>> start SUPPLIED MATERIAL

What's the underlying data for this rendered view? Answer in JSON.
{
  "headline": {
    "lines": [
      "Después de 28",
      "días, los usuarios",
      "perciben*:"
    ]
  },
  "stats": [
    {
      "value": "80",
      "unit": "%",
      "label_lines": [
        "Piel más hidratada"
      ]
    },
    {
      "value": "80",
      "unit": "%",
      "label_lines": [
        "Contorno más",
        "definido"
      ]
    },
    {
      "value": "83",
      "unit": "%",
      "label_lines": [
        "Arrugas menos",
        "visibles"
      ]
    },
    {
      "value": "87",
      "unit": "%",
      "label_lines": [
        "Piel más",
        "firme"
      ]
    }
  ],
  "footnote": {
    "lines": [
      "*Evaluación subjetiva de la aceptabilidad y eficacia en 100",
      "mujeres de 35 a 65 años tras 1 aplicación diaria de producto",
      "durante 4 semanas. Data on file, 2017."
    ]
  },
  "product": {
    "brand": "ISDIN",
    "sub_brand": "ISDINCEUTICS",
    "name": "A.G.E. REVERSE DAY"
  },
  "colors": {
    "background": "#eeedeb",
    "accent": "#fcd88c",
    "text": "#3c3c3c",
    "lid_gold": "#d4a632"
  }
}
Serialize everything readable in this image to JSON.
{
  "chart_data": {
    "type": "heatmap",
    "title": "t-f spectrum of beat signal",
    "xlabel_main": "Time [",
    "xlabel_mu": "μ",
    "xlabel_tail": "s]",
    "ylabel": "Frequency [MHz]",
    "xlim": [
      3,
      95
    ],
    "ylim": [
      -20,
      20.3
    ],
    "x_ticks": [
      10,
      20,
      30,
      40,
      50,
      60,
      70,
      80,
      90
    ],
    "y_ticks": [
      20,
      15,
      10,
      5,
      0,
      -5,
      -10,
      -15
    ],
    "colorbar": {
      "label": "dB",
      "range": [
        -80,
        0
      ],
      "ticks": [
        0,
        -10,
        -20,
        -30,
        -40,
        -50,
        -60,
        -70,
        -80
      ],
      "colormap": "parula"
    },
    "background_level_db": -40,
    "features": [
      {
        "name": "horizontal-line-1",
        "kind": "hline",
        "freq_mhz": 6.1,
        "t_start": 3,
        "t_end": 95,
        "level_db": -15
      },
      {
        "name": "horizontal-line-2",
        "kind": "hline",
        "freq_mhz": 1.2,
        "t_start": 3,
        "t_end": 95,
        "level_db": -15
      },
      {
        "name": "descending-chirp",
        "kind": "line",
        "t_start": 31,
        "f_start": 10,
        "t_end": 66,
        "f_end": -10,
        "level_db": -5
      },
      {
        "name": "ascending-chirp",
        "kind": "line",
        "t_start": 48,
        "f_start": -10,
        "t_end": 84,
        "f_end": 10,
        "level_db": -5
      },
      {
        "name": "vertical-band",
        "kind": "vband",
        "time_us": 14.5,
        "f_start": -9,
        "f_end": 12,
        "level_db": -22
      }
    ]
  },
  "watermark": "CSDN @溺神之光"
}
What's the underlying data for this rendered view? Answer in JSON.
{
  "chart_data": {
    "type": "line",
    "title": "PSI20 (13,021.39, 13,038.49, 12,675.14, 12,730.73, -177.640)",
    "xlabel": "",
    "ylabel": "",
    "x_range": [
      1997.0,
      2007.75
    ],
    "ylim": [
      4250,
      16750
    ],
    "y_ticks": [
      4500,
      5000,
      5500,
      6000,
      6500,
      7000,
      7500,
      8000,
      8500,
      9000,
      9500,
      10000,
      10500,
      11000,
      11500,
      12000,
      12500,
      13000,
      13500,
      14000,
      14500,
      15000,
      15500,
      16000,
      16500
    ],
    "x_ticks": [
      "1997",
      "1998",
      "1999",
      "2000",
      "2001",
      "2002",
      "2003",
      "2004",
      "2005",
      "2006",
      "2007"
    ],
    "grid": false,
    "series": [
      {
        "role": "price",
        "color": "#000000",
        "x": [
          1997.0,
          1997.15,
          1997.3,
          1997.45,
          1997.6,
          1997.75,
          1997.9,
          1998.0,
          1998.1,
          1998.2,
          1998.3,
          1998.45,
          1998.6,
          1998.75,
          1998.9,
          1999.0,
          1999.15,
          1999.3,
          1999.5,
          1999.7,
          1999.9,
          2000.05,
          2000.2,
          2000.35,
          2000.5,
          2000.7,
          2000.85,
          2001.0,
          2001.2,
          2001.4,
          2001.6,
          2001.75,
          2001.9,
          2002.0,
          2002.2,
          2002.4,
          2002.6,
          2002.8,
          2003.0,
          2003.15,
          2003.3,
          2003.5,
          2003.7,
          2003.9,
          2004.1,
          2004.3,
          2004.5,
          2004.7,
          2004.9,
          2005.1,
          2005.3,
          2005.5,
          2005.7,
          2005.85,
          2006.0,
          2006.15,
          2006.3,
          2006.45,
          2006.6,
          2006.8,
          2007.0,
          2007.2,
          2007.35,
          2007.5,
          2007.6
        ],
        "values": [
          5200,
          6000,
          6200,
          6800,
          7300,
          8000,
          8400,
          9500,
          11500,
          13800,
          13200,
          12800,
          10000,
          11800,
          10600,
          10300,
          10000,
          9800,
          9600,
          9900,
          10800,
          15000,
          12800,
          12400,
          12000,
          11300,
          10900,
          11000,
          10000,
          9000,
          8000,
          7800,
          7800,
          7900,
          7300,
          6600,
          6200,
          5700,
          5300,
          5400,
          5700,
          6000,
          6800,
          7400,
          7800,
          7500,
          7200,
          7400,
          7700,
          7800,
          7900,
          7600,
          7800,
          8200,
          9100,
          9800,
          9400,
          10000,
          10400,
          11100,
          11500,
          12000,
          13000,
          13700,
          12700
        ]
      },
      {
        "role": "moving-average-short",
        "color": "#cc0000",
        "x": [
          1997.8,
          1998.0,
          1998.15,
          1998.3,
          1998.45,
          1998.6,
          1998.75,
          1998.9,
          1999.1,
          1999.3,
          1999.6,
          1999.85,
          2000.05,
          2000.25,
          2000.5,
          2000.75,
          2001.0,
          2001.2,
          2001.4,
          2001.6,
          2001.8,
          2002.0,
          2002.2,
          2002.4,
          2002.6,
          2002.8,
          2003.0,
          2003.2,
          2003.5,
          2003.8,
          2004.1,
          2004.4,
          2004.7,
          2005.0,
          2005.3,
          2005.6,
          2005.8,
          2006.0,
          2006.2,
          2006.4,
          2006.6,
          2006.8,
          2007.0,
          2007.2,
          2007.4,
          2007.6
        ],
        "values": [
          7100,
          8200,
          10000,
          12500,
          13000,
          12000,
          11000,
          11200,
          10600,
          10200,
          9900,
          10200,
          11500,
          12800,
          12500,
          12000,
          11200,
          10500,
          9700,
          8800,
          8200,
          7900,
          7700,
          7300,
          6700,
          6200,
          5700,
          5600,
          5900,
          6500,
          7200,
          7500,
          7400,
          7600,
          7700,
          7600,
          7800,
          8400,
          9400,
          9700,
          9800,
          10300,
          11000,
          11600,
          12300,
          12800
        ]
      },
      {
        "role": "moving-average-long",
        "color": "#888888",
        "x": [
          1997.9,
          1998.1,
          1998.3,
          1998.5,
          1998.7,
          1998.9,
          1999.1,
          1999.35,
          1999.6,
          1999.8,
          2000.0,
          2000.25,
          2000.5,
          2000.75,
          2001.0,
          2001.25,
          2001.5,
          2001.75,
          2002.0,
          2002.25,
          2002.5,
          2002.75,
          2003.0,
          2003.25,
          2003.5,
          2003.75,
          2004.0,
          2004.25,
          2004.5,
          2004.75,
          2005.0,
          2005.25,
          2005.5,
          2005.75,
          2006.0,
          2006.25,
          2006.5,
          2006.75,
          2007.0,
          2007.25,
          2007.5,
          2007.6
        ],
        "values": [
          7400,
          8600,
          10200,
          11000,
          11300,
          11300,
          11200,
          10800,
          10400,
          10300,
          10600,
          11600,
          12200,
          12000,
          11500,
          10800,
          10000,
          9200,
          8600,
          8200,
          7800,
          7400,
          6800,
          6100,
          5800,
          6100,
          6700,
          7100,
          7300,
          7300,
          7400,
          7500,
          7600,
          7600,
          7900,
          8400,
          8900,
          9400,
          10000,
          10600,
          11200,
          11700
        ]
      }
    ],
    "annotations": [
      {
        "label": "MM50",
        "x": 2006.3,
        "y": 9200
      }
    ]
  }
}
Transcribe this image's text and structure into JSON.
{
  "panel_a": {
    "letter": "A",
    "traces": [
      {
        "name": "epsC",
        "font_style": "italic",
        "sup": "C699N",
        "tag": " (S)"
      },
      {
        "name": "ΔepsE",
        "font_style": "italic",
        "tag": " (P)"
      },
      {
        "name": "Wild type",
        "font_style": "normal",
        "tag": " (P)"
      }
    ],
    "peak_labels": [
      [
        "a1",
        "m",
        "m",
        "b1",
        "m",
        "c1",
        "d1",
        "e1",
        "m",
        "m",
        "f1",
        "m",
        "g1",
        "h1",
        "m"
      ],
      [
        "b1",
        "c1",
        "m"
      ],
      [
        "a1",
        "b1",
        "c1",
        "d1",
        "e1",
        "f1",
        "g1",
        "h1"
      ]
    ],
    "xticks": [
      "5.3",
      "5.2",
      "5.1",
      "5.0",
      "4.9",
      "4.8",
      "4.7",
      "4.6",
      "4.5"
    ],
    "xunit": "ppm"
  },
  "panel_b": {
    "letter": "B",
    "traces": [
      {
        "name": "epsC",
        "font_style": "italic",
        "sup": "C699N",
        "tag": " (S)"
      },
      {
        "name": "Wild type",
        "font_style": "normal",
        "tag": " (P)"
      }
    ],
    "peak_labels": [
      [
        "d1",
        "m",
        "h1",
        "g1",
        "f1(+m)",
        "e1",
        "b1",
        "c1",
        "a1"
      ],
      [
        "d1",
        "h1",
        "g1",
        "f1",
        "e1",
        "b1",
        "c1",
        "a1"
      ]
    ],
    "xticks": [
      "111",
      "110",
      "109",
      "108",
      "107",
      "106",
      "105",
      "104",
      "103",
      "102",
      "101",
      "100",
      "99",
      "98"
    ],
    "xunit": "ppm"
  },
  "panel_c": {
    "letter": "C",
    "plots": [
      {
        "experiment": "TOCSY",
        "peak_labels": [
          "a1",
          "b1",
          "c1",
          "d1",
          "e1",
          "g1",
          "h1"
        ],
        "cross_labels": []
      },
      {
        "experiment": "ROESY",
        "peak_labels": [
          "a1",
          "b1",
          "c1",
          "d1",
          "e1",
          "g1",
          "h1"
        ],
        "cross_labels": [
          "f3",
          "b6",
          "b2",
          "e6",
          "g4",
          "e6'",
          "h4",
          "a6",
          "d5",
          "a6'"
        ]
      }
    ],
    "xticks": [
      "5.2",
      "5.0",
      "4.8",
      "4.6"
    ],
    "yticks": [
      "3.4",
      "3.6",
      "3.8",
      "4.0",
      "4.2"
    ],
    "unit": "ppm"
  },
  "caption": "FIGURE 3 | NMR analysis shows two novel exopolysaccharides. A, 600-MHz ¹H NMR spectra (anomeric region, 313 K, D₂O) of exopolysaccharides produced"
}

>> end SUPPLIED MATERIAL

**WHAT TO WORK ON**
Find the lines with the string "experiment" and reproduce them.

**COMPLETE OUTPUT**
        "experiment": "TOCSY",
        "experiment": "ROESY",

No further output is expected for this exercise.